[Extracted data entries]
════

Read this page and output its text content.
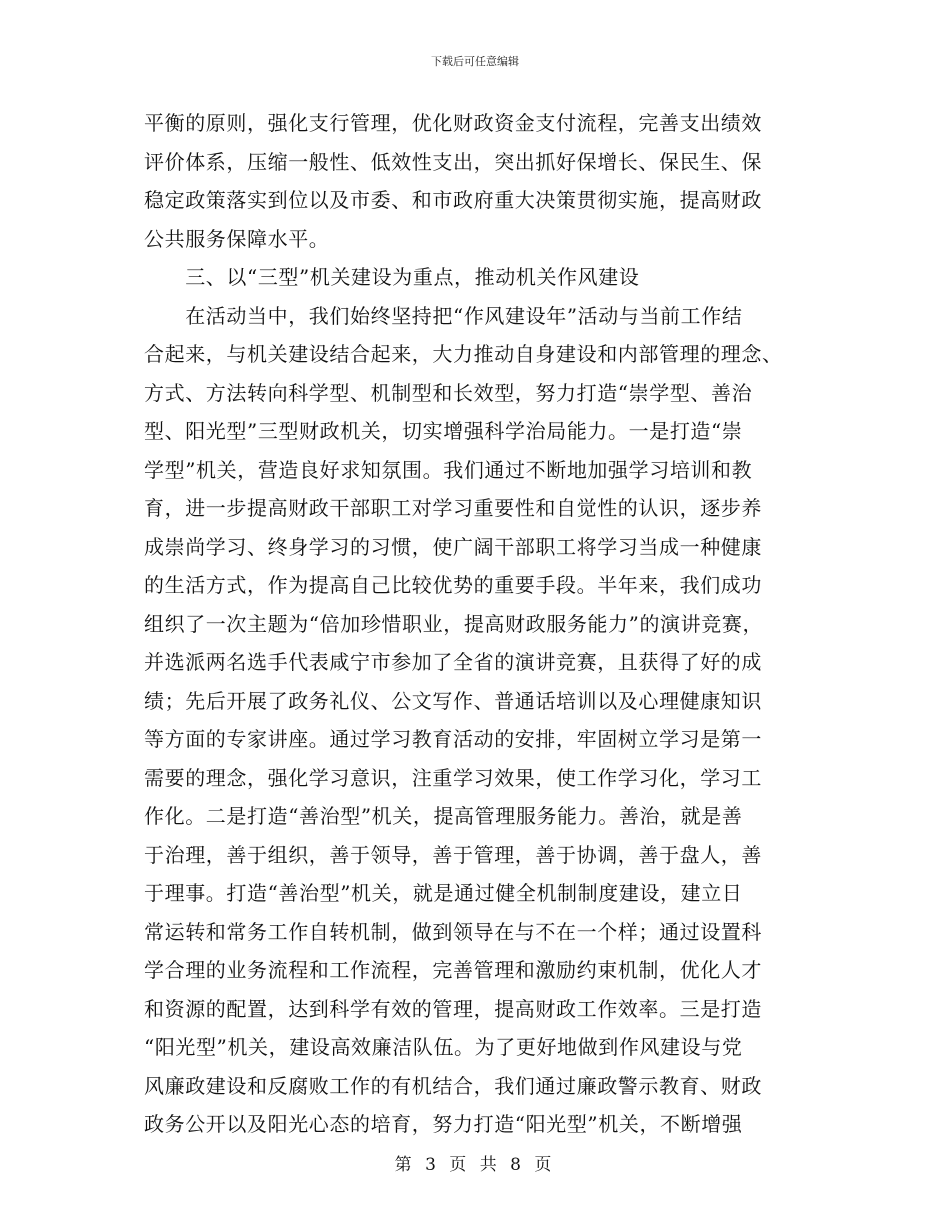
下载后可任意编辑
平衡的原则，强化支行管理，优化财政资金支付流程，完善支出绩效
评价体系，压缩一般性、低效性支出，突出抓好保增长、保民生、保
稳定政策落实到位以及市委、和市政府重大决策贯彻实施，提高财政
公共服务保障水平。
　　三、以“三型”机关建设为重点，推动机关作风建设
　　在活动当中，我们始终坚持把“作风建设年”活动与当前工作结
合起来，与机关建设结合起来，大力推动自身建设和内部管理的理念、
方式、方法转向科学型、机制型和长效型，努力打造“崇学型、善治
型、阳光型”三型财政机关，切实增强科学治局能力。一是打造“崇
学型”机关，营造良好求知氛围。我们通过不断地加强学习培训和教
育，进一步提高财政干部职工对学习重要性和自觉性的认识，逐步养
成崇尚学习、终身学习的习惯，使广阔干部职工将学习当成一种健康
的生活方式，作为提高自己比较优势的重要手段。半年来，我们成功
组织了一次主题为“倍加珍惜职业，提高财政服务能力”的演讲竞赛，
并选派两名选手代表咸宁市参加了全省的演讲竞赛，且获得了好的成
绩；先后开展了政务礼仪、公文写作、普通话培训以及心理健康知识
等方面的专家讲座。通过学习教育活动的安排，牢固树立学习是第一
需要的理念，强化学习意识，注重学习效果，使工作学习化，学习工
作化。二是打造“善治型”机关，提高管理服务能力。善治，就是善
于治理，善于组织，善于领导，善于管理，善于协调，善于盘人，善
于理事。打造“善治型”机关，就是通过健全机制制度建设，建立日
常运转和常务工作自转机制，做到领导在与不在一个样；通过设置科
学合理的业务流程和工作流程，完善管理和激励约束机制，优化人才
和资源的配置，达到科学有效的管理，提高财政工作效率。三是打造
“阳光型”机关，建设高效廉洁队伍。为了更好地做到作风建设与党
风廉政建设和反腐败工作的有机结合，我们通过廉政警示教育、财政
政务公开以及阳光心态的培育，努力打造“阳光型”机关，不断增强
第 3 页 共 8 页
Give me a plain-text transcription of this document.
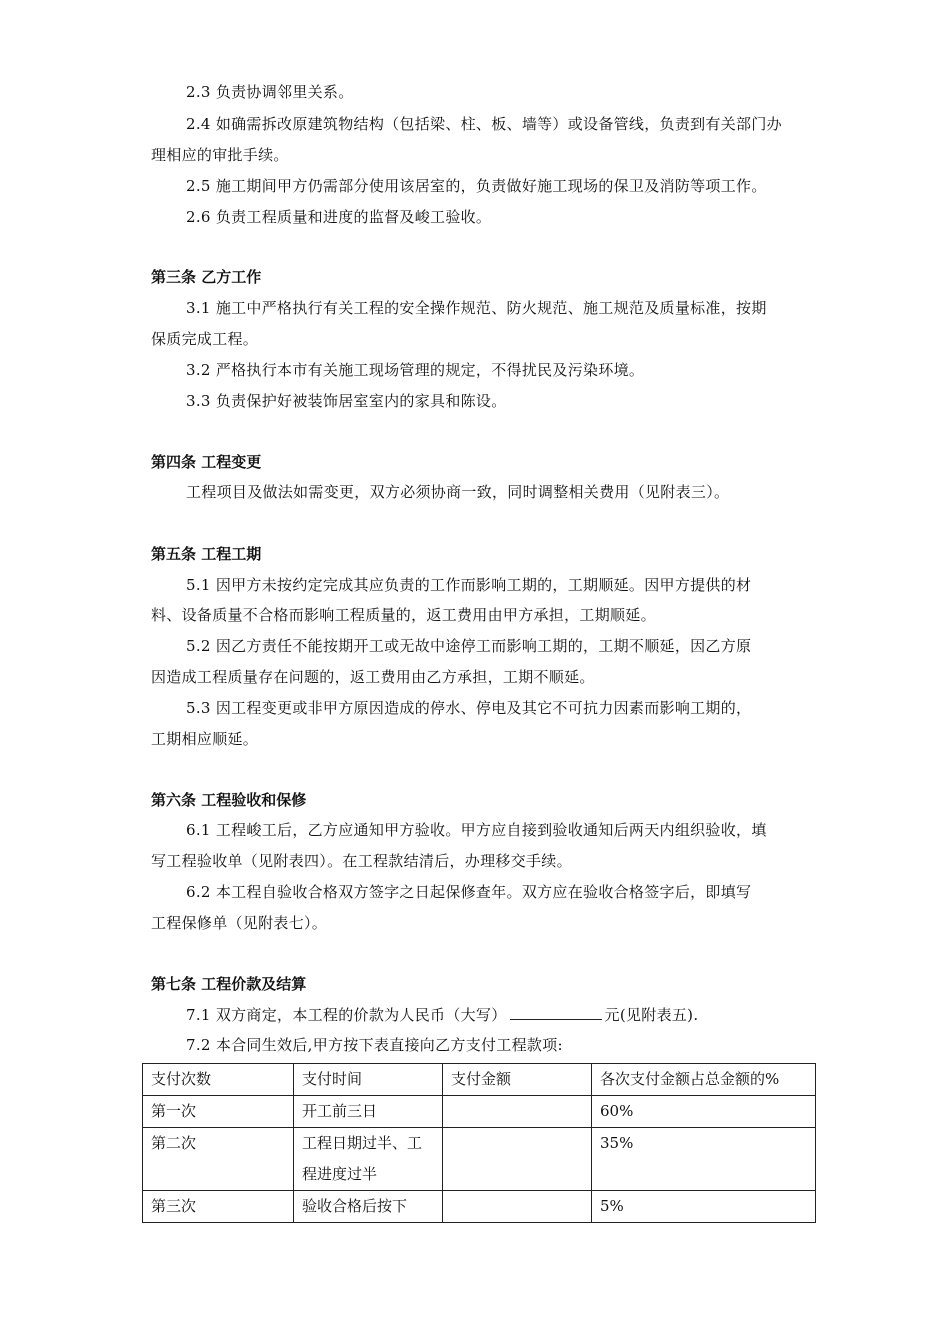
2.3 负责协调邻里关系。
2.4 如确需拆改原建筑物结构（包括梁、柱、板、墙等）或设备管线，负责到有关部门办
理相应的审批手续。
2.5 施工期间甲方仍需部分使用该居室的，负责做好施工现场的保卫及消防等项工作。
2.6 负责工程质量和进度的监督及峻工验收。
第三条 乙方工作
3.1 施工中严格执行有关工程的安全操作规范、防火规范、施工规范及质量标准，按期
保质完成工程。
3.2 严格执行本市有关施工现场管理的规定，不得扰民及污染环境。
3.3 负责保护好被装饰居室室内的家具和陈设。
第四条 工程变更
工程项目及做法如需变更，双方必须协商一致，同时调整相关费用（见附表三）。
第五条 工程工期
5.1 因甲方未按约定完成其应负责的工作而影响工期的，工期顺延。因甲方提供的材
料、设备质量不合格而影响工程质量的，返工费用由甲方承担，工期顺延。
5.2 因乙方责任不能按期开工或无故中途停工而影响工期的，工期不顺延，因乙方原
因造成工程质量存在问题的，返工费用由乙方承担，工期不顺延。
5.3 因工程变更或非甲方原因造成的停水、停电及其它不可抗力因素而影响工期的，
工期相应顺延。
第六条 工程验收和保修
6.1 工程峻工后，乙方应通知甲方验收。甲方应自接到验收通知后两天内组织验收，填
写工程验收单（见附表四）。在工程款结清后，办理移交手续。
6.2 本工程自验收合格双方签字之日起保修查年。双方应在验收合格签字后，即填写
工程保修单（见附表七）。
第七条 工程价款及结算
7.1 双方商定，本工程的价款为人民币（大写）	元(见附表五).
7.2 本合同生效后,甲方按下表直接向乙方支付工程款项:
支付次数	支付时间	支付金额	各次支付金额占总金额的%
第一次	开工前三日		60%
第二次	工程日期过半、工
程进度过半		35%
第三次	验收合格后按下		5%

════

Directions for this task
Reproduce the material above verbatim; omit every picture.

Answer
Read this page and output its text content.
下载后可任意编辑
平衡的原则，强化支行管理，优化财政资金支付流程，完善支出绩效
评价体系，压缩一般性、低效性支出，突出抓好保增长、保民生、保
稳定政策落实到位以及市委、和市政府重大决策贯彻实施，提高财政
公共服务保障水平。
　　三、以“三型”机关建设为重点，推动机关作风建设
　　在活动当中，我们始终坚持把“作风建设年”活动与当前工作结
合起来，与机关建设结合起来，大力推动自身建设和内部管理的理念、
方式、方法转向科学型、机制型和长效型，努力打造“崇学型、善治
型、阳光型”三型财政机关，切实增强科学治局能力。一是打造“崇
学型”机关，营造良好求知氛围。我们通过不断地加强学习培训和教
育，进一步提高财政干部职工对学习重要性和自觉性的认识，逐步养
成崇尚学习、终身学习的习惯，使广阔干部职工将学习当成一种健康
的生活方式，作为提高自己比较优势的重要手段。半年来，我们成功
组织了一次主题为“倍加珍惜职业，提高财政服务能力”的演讲竞赛，
并选派两名选手代表咸宁市参加了全省的演讲竞赛，且获得了好的成
绩；先后开展了政务礼仪、公文写作、普通话培训以及心理健康知识
等方面的专家讲座。通过学习教育活动的安排，牢固树立学习是第一
需要的理念，强化学习意识，注重学习效果，使工作学习化，学习工
作化。二是打造“善治型”机关，提高管理服务能力。善治，就是善
于治理，善于组织，善于领导，善于管理，善于协调，善于盘人，善
于理事。打造“善治型”机关，就是通过健全机制制度建设，建立日
常运转和常务工作自转机制，做到领导在与不在一个样；通过设置科
学合理的业务流程和工作流程，完善管理和激励约束机制，优化人才
和资源的配置，达到科学有效的管理，提高财政工作效率。三是打造
“阳光型”机关，建设高效廉洁队伍。为了更好地做到作风建设与党
风廉政建设和反腐败工作的有机结合，我们通过廉政警示教育、财政
政务公开以及阳光心态的培育，努力打造“阳光型”机关，不断增强
第 3 页 共 8 页
Give me a plain-text transcription of this document.
2.3 负责协调邻里关系。
2.4 如确需拆改原建筑物结构（包括梁、柱、板、墙等）或设备管线，负责到有关部门办
理相应的审批手续。
2.5 施工期间甲方仍需部分使用该居室的，负责做好施工现场的保卫及消防等项工作。
2.6 负责工程质量和进度的监督及峻工验收。
第三条 乙方工作
3.1 施工中严格执行有关工程的安全操作规范、防火规范、施工规范及质量标准，按期
保质完成工程。
3.2 严格执行本市有关施工现场管理的规定，不得扰民及污染环境。
3.3 负责保护好被装饰居室室内的家具和陈设。
第四条 工程变更
工程项目及做法如需变更，双方必须协商一致，同时调整相关费用（见附表三）。
第五条 工程工期
5.1 因甲方未按约定完成其应负责的工作而影响工期的，工期顺延。因甲方提供的材
料、设备质量不合格而影响工程质量的，返工费用由甲方承担，工期顺延。
5.2 因乙方责任不能按期开工或无故中途停工而影响工期的，工期不顺延，因乙方原
因造成工程质量存在问题的，返工费用由乙方承担，工期不顺延。
5.3 因工程变更或非甲方原因造成的停水、停电及其它不可抗力因素而影响工期的，
工期相应顺延。
第六条 工程验收和保修
6.1 工程峻工后，乙方应通知甲方验收。甲方应自接到验收通知后两天内组织验收，填
写工程验收单（见附表四）。在工程款结清后，办理移交手续。
6.2 本工程自验收合格双方签字之日起保修查年。双方应在验收合格签字后，即填写
工程保修单（见附表七）。
第七条 工程价款及结算
7.1 双方商定，本工程的价款为人民币（大写）	元(见附表五).
7.2 本合同生效后,甲方按下表直接向乙方支付工程款项:
支付次数	支付时间	支付金额	各次支付金额占总金额的%
第一次	开工前三日		60%
第二次	工程日期过半、工
程进度过半		35%
第三次	验收合格后按下		5%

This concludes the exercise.